◆ **SUPPLIED RECORDS**:
== == ==

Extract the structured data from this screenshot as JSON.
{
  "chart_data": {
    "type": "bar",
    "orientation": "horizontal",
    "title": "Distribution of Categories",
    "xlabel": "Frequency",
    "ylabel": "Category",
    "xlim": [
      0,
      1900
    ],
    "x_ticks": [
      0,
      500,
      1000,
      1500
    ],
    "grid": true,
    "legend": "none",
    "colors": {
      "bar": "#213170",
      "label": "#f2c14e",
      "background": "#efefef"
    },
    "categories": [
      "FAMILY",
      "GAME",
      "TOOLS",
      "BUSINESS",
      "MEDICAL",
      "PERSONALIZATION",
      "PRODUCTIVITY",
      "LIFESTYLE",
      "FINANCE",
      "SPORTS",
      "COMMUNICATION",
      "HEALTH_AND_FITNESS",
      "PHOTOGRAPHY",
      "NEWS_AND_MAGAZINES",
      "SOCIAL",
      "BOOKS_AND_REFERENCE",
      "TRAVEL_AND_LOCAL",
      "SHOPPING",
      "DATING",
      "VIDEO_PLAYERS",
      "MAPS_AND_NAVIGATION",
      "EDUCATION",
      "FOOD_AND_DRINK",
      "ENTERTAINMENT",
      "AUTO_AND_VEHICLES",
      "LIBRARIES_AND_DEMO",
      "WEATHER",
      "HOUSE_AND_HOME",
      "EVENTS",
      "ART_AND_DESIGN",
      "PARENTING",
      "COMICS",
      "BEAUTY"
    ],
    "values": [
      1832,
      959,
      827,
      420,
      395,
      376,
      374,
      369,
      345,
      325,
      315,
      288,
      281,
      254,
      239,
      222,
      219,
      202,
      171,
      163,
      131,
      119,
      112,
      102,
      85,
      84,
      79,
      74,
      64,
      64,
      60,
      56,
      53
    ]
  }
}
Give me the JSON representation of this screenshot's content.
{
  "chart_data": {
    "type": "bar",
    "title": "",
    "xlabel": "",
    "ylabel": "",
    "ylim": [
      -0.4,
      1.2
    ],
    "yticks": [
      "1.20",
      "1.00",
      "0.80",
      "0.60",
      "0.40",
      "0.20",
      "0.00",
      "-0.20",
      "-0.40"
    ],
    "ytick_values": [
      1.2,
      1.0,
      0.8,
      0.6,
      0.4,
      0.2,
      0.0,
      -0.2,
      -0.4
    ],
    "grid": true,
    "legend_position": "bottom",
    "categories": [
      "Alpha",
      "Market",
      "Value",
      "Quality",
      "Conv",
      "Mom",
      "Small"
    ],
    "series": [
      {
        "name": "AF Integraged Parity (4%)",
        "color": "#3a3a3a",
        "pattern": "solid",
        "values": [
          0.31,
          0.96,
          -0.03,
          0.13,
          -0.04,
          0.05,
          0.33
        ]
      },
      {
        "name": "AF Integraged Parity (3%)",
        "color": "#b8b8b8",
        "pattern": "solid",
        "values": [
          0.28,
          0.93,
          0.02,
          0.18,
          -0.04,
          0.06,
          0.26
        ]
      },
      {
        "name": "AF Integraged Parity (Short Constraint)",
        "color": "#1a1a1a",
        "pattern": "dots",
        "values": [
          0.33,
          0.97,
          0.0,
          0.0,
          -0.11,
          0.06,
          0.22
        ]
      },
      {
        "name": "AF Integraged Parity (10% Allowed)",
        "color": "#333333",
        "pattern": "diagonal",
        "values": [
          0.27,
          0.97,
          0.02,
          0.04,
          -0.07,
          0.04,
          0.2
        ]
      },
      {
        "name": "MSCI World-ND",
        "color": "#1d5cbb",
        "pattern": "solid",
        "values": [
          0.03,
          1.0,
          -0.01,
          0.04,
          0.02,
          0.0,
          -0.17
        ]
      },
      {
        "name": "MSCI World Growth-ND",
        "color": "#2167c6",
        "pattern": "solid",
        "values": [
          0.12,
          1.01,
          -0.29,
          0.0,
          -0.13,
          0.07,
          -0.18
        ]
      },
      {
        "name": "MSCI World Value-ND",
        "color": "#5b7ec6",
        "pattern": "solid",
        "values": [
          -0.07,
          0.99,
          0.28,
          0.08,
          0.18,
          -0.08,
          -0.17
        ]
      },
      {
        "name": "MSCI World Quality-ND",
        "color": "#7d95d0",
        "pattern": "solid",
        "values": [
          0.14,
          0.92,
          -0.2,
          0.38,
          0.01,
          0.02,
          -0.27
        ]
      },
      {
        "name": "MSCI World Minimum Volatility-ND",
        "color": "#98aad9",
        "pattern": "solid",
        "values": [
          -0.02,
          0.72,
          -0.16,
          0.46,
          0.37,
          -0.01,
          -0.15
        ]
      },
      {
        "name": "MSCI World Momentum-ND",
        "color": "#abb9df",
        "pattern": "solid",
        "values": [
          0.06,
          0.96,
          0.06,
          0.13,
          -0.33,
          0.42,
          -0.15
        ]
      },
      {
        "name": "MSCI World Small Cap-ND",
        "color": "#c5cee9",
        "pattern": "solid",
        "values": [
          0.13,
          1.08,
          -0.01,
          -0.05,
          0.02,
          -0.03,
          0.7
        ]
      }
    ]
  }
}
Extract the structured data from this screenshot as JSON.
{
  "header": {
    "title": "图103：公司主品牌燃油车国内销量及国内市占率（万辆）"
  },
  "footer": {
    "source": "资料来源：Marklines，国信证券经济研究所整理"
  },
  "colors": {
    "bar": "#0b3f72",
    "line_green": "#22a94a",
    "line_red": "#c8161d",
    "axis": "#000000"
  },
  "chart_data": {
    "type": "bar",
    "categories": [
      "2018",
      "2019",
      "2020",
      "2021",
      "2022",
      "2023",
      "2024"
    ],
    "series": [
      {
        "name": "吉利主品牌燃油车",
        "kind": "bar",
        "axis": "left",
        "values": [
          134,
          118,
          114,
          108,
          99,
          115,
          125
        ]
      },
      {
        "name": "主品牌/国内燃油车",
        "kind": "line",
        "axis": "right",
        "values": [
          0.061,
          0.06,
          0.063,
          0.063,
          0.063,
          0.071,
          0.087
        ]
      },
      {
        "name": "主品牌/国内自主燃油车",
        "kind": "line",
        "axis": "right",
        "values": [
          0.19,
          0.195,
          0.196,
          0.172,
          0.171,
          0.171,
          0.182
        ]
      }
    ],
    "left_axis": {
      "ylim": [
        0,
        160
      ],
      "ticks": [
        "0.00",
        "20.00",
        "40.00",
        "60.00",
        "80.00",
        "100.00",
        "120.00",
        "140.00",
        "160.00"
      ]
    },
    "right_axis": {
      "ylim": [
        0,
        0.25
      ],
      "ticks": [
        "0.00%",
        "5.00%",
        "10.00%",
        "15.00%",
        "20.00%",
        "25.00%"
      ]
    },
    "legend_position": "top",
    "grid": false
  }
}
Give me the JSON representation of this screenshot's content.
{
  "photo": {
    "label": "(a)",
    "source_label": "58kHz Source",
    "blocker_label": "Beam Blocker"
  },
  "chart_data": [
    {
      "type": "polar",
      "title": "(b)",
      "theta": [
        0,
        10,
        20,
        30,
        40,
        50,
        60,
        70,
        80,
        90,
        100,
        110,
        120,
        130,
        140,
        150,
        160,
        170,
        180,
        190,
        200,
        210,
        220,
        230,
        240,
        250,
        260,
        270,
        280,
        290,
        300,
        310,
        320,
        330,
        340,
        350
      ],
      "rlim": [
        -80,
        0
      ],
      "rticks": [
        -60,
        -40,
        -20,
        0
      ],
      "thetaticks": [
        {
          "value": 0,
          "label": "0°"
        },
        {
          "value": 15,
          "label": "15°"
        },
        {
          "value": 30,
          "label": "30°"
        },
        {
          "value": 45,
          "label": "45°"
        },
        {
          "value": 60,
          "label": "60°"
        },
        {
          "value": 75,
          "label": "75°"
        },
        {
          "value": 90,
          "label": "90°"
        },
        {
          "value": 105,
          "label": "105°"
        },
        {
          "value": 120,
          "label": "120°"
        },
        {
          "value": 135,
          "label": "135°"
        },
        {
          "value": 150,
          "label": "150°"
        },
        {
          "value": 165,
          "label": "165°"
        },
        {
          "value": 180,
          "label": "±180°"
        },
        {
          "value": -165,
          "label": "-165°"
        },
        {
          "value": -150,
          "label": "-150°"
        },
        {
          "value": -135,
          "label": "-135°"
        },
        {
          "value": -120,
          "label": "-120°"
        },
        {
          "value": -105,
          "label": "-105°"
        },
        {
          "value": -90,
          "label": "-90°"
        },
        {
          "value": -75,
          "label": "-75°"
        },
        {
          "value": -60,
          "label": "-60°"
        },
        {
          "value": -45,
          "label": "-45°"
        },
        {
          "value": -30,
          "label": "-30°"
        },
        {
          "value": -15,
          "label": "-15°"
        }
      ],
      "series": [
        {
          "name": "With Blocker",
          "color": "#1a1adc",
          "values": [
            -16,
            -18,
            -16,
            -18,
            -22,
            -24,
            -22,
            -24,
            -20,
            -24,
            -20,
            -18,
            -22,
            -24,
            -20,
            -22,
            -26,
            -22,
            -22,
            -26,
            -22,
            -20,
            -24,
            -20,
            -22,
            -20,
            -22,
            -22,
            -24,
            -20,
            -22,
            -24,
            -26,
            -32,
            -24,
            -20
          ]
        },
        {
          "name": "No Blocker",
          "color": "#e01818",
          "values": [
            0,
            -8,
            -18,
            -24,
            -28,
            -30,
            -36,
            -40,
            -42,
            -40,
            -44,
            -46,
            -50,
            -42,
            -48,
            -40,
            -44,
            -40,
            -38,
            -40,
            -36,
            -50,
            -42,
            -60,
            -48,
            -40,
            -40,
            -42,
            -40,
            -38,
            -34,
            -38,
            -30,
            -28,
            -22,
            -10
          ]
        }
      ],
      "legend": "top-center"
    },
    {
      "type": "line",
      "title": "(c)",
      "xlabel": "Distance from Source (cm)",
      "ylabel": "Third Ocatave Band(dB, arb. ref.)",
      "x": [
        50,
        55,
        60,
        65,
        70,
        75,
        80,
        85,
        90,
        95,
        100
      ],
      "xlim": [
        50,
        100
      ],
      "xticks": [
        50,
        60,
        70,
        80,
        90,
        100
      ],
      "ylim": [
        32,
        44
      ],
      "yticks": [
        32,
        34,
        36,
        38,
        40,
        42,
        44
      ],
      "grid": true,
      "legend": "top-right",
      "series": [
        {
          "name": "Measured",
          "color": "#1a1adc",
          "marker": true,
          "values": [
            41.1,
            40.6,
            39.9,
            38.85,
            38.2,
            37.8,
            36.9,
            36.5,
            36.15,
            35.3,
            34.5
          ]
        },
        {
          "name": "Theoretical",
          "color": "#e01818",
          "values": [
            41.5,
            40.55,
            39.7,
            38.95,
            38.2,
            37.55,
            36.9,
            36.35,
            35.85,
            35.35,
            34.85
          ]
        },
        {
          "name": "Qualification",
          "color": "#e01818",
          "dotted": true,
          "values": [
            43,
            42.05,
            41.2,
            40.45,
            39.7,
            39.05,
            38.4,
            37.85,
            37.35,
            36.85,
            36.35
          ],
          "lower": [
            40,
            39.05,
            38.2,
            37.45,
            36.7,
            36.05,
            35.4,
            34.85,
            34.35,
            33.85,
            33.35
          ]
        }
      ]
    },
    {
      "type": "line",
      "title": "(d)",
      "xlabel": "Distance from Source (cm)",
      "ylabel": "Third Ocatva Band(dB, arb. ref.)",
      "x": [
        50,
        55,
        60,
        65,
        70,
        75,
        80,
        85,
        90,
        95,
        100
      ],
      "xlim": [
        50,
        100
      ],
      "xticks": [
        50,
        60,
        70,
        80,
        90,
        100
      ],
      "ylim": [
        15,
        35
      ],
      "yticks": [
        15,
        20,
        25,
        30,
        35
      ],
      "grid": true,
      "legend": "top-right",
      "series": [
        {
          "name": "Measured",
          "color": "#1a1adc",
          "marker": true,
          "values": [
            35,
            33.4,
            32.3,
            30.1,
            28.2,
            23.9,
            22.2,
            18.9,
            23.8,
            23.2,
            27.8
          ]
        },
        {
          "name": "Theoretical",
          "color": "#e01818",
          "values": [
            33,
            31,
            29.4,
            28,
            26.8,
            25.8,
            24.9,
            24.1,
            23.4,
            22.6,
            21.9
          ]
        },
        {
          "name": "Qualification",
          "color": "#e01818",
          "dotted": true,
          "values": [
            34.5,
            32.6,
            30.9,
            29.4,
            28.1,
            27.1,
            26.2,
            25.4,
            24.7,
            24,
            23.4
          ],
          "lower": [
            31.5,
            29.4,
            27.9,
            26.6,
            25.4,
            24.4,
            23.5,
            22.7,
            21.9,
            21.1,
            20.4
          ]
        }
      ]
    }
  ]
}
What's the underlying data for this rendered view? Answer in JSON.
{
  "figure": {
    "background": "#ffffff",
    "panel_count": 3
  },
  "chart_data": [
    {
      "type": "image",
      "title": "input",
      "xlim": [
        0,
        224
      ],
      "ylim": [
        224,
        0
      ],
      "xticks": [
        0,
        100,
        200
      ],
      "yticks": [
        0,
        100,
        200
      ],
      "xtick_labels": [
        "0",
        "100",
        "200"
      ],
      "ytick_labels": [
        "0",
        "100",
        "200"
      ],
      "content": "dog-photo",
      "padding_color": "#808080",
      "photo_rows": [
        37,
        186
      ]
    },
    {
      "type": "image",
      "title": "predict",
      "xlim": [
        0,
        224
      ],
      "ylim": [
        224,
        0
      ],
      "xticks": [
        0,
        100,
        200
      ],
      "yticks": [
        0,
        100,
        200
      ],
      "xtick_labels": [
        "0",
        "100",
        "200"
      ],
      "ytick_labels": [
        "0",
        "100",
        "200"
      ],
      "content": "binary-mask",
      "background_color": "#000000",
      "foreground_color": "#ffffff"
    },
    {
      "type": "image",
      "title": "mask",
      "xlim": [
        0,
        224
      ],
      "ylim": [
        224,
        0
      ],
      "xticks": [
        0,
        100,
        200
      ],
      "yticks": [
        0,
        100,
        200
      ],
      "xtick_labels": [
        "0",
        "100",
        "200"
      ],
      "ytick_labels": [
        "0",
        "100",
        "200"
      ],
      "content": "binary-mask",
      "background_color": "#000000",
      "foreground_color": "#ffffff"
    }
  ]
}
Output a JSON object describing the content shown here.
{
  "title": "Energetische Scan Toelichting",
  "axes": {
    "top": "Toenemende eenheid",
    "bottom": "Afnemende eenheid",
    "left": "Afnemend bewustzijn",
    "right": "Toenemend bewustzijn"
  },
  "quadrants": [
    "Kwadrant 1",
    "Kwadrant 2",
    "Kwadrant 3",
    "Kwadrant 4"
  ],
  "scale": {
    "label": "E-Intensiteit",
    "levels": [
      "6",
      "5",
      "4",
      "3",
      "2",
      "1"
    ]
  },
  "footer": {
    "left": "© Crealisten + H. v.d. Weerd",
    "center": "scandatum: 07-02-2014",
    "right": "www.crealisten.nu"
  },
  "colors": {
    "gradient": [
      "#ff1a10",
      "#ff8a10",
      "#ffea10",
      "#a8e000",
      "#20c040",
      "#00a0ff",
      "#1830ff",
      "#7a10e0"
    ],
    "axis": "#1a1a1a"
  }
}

== == ==

◆ **GOAL**:
Your answer should be only the number of lines that hold the word "title".

◆ **SOLUTION**:
10